_The problem_: Retype the listing that follows, exactly as written.
** Begin **
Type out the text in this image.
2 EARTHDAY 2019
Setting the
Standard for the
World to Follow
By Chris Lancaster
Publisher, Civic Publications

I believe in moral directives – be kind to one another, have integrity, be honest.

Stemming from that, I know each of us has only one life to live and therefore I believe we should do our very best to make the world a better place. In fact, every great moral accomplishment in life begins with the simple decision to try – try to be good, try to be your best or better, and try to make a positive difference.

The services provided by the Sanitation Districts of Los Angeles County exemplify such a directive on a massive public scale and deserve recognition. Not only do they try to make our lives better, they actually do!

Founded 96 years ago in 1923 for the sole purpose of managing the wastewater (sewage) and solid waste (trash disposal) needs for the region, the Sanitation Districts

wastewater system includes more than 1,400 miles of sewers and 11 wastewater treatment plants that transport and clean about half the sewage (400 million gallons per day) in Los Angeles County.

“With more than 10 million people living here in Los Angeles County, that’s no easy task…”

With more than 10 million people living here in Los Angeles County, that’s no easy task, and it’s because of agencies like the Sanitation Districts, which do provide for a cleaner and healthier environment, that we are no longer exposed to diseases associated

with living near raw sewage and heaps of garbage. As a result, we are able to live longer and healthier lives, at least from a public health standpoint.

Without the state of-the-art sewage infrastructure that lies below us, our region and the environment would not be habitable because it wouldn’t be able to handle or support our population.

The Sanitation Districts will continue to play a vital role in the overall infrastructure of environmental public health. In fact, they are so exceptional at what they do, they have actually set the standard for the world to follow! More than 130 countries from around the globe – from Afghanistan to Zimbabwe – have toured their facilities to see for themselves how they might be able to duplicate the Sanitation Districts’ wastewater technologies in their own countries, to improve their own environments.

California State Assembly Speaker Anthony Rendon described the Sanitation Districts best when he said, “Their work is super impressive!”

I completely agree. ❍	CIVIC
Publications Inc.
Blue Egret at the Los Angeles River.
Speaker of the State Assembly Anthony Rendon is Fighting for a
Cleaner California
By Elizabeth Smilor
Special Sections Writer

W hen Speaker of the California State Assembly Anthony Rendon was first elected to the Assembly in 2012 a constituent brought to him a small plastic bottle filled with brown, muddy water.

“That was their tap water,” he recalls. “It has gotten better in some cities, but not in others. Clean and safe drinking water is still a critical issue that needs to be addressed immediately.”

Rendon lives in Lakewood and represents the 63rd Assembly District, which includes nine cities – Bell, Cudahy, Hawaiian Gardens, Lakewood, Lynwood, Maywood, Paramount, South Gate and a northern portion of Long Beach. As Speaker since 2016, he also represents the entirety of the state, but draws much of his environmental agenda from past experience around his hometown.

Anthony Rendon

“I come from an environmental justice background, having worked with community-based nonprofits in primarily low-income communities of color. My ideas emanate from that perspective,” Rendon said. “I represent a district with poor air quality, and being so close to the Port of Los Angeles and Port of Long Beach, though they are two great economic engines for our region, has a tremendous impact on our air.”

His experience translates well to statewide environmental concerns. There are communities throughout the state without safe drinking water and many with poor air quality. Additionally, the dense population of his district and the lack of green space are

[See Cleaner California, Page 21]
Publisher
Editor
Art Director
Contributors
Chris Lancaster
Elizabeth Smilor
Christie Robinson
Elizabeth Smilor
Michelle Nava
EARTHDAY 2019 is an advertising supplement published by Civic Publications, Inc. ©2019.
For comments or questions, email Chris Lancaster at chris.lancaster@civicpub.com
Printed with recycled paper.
** End **
_Written response_:
Type out the text in this image.
2 EARTHDAY 2019
Setting the
Standard for the
World to Follow
By Chris Lancaster
Publisher, Civic Publications

I believe in moral directives – be kind to one another, have integrity, be honest.

Stemming from that, I know each of us has only one life to live and therefore I believe we should do our very best to make the world a better place. In fact, every great moral accomplishment in life begins with the simple decision to try – try to be good, try to be your best or better, and try to make a positive difference.

The services provided by the Sanitation Districts of Los Angeles County exemplify such a directive on a massive public scale and deserve recognition. Not only do they try to make our lives better, they actually do!

Founded 96 years ago in 1923 for the sole purpose of managing the wastewater (sewage) and solid waste (trash disposal) needs for the region, the Sanitation Districts

wastewater system includes more than 1,400 miles of sewers and 11 wastewater treatment plants that transport and clean about half the sewage (400 million gallons per day) in Los Angeles County.

“With more than 10 million people living here in Los Angeles County, that’s no easy task…”

With more than 10 million people living here in Los Angeles County, that’s no easy task, and it’s because of agencies like the Sanitation Districts, which do provide for a cleaner and healthier environment, that we are no longer exposed to diseases associated

with living near raw sewage and heaps of garbage. As a result, we are able to live longer and healthier lives, at least from a public health standpoint.

Without the state of-the-art sewage infrastructure that lies below us, our region and the environment would not be habitable because it wouldn’t be able to handle or support our population.

The Sanitation Districts will continue to play a vital role in the overall infrastructure of environmental public health. In fact, they are so exceptional at what they do, they have actually set the standard for the world to follow! More than 130 countries from around the globe – from Afghanistan to Zimbabwe – have toured their facilities to see for themselves how they might be able to duplicate the Sanitation Districts’ wastewater technologies in their own countries, to improve their own environments.

California State Assembly Speaker Anthony Rendon described the Sanitation Districts best when he said, “Their work is super impressive!”

I completely agree. ❍	CIVIC
Publications Inc.
Blue Egret at the Los Angeles River.
Speaker of the State Assembly Anthony Rendon is Fighting for a
Cleaner California
By Elizabeth Smilor
Special Sections Writer

W hen Speaker of the California State Assembly Anthony Rendon was first elected to the Assembly in 2012 a constituent brought to him a small plastic bottle filled with brown, muddy water.

“That was their tap water,” he recalls. “It has gotten better in some cities, but not in others. Clean and safe drinking water is still a critical issue that needs to be addressed immediately.”

Rendon lives in Lakewood and represents the 63rd Assembly District, which includes nine cities – Bell, Cudahy, Hawaiian Gardens, Lakewood, Lynwood, Maywood, Paramount, South Gate and a northern portion of Long Beach. As Speaker since 2016, he also represents the entirety of the state, but draws much of his environmental agenda from past experience around his hometown.

Anthony Rendon

“I come from an environmental justice background, having worked with community-based nonprofits in primarily low-income communities of color. My ideas emanate from that perspective,” Rendon said. “I represent a district with poor air quality, and being so close to the Port of Los Angeles and Port of Long Beach, though they are two great economic engines for our region, has a tremendous impact on our air.”

His experience translates well to statewide environmental concerns. There are communities throughout the state without safe drinking water and many with poor air quality. Additionally, the dense population of his district and the lack of green space are

[See Cleaner California, Page 21]
Publisher
Editor
Art Director
Contributors
Chris Lancaster
Elizabeth Smilor
Christie Robinson
Elizabeth Smilor
Michelle Nava
EARTHDAY 2019 is an advertising supplement published by Civic Publications, Inc. ©2019.
For comments or questions, email Chris Lancaster at chris.lancaster@civicpub.com
Printed with recycled paper.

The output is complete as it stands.